• _RECORDS TO PROCESS_
————
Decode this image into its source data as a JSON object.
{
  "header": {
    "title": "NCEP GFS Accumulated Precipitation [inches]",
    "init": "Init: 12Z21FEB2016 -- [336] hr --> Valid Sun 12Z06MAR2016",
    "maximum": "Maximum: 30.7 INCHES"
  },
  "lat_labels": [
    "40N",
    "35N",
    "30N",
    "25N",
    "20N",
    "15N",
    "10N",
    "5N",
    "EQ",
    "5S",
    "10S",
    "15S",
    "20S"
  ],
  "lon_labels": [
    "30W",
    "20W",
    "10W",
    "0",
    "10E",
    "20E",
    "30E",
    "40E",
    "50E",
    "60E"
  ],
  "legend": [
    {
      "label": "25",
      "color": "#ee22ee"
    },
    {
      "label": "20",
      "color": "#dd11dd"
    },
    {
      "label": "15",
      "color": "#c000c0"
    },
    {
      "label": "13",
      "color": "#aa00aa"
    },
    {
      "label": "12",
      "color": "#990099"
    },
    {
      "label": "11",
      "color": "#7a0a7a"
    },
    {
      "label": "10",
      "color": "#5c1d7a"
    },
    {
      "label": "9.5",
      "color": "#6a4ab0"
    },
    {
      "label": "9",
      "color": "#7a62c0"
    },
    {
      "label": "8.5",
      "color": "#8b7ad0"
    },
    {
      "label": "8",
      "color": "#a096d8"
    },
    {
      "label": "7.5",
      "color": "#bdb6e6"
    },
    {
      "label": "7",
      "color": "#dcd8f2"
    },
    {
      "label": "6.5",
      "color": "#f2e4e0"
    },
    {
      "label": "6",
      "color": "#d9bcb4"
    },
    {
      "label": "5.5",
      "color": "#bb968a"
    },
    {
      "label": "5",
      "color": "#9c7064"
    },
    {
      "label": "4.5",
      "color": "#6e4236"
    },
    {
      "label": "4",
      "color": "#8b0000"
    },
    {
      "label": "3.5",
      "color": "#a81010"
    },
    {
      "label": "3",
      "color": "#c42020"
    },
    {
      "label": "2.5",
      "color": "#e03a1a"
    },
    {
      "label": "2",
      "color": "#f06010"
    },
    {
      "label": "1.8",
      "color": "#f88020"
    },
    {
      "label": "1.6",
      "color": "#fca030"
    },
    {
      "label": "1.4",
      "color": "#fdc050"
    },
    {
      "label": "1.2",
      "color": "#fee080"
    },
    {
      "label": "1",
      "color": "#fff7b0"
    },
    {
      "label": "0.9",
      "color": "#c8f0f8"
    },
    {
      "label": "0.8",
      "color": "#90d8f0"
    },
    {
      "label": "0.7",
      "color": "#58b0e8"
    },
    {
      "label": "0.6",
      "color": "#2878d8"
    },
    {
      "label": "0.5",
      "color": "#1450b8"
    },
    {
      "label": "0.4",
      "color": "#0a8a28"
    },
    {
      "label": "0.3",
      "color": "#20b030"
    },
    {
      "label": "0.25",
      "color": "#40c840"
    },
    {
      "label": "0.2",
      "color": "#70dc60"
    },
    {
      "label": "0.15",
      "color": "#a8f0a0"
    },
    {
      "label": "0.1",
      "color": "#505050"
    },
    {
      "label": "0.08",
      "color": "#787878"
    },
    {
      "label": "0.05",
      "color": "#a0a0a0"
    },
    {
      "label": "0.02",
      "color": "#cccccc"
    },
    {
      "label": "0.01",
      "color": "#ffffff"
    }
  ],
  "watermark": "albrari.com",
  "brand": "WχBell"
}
————
Once more, set down the full listing, verbatim.

Decode this image into its source data as a JSON object.
{
  "header": {
    "title": "NCEP GFS Accumulated Precipitation [inches]",
    "init": "Init: 12Z21FEB2016 -- [336] hr --> Valid Sun 12Z06MAR2016",
    "maximum": "Maximum: 30.7 INCHES"
  },
  "lat_labels": [
    "40N",
    "35N",
    "30N",
    "25N",
    "20N",
    "15N",
    "10N",
    "5N",
    "EQ",
    "5S",
    "10S",
    "15S",
    "20S"
  ],
  "lon_labels": [
    "30W",
    "20W",
    "10W",
    "0",
    "10E",
    "20E",
    "30E",
    "40E",
    "50E",
    "60E"
  ],
  "legend": [
    {
      "label": "25",
      "color": "#ee22ee"
    },
    {
      "label": "20",
      "color": "#dd11dd"
    },
    {
      "label": "15",
      "color": "#c000c0"
    },
    {
      "label": "13",
      "color": "#aa00aa"
    },
    {
      "label": "12",
      "color": "#990099"
    },
    {
      "label": "11",
      "color": "#7a0a7a"
    },
    {
      "label": "10",
      "color": "#5c1d7a"
    },
    {
      "label": "9.5",
      "color": "#6a4ab0"
    },
    {
      "label": "9",
      "color": "#7a62c0"
    },
    {
      "label": "8.5",
      "color": "#8b7ad0"
    },
    {
      "label": "8",
      "color": "#a096d8"
    },
    {
      "label": "7.5",
      "color": "#bdb6e6"
    },
    {
      "label": "7",
      "color": "#dcd8f2"
    },
    {
      "label": "6.5",
      "color": "#f2e4e0"
    },
    {
      "label": "6",
      "color": "#d9bcb4"
    },
    {
      "label": "5.5",
      "color": "#bb968a"
    },
    {
      "label": "5",
      "color": "#9c7064"
    },
    {
      "label": "4.5",
      "color": "#6e4236"
    },
    {
      "label": "4",
      "color": "#8b0000"
    },
    {
      "label": "3.5",
      "color": "#a81010"
    },
    {
      "label": "3",
      "color": "#c42020"
    },
    {
      "label": "2.5",
      "color": "#e03a1a"
    },
    {
      "label": "2",
      "color": "#f06010"
    },
    {
      "label": "1.8",
      "color": "#f88020"
    },
    {
      "label": "1.6",
      "color": "#fca030"
    },
    {
      "label": "1.4",
      "color": "#fdc050"
    },
    {
      "label": "1.2",
      "color": "#fee080"
    },
    {
      "label": "1",
      "color": "#fff7b0"
    },
    {
      "label": "0.9",
      "color": "#c8f0f8"
    },
    {
      "label": "0.8",
      "color": "#90d8f0"
    },
    {
      "label": "0.7",
      "color": "#58b0e8"
    },
    {
      "label": "0.6",
      "color": "#2878d8"
    },
    {
      "label": "0.5",
      "color": "#1450b8"
    },
    {
      "label": "0.4",
      "color": "#0a8a28"
    },
    {
      "label": "0.3",
      "color": "#20b030"
    },
    {
      "label": "0.25",
      "color": "#40c840"
    },
    {
      "label": "0.2",
      "color": "#70dc60"
    },
    {
      "label": "0.15",
      "color": "#a8f0a0"
    },
    {
      "label": "0.1",
      "color": "#505050"
    },
    {
      "label": "0.08",
      "color": "#787878"
    },
    {
      "label": "0.05",
      "color": "#a0a0a0"
    },
    {
      "label": "0.02",
      "color": "#cccccc"
    },
    {
      "label": "0.01",
      "color": "#ffffff"
    }
  ],
  "watermark": "albrari.com",
  "brand": "WχBell"
}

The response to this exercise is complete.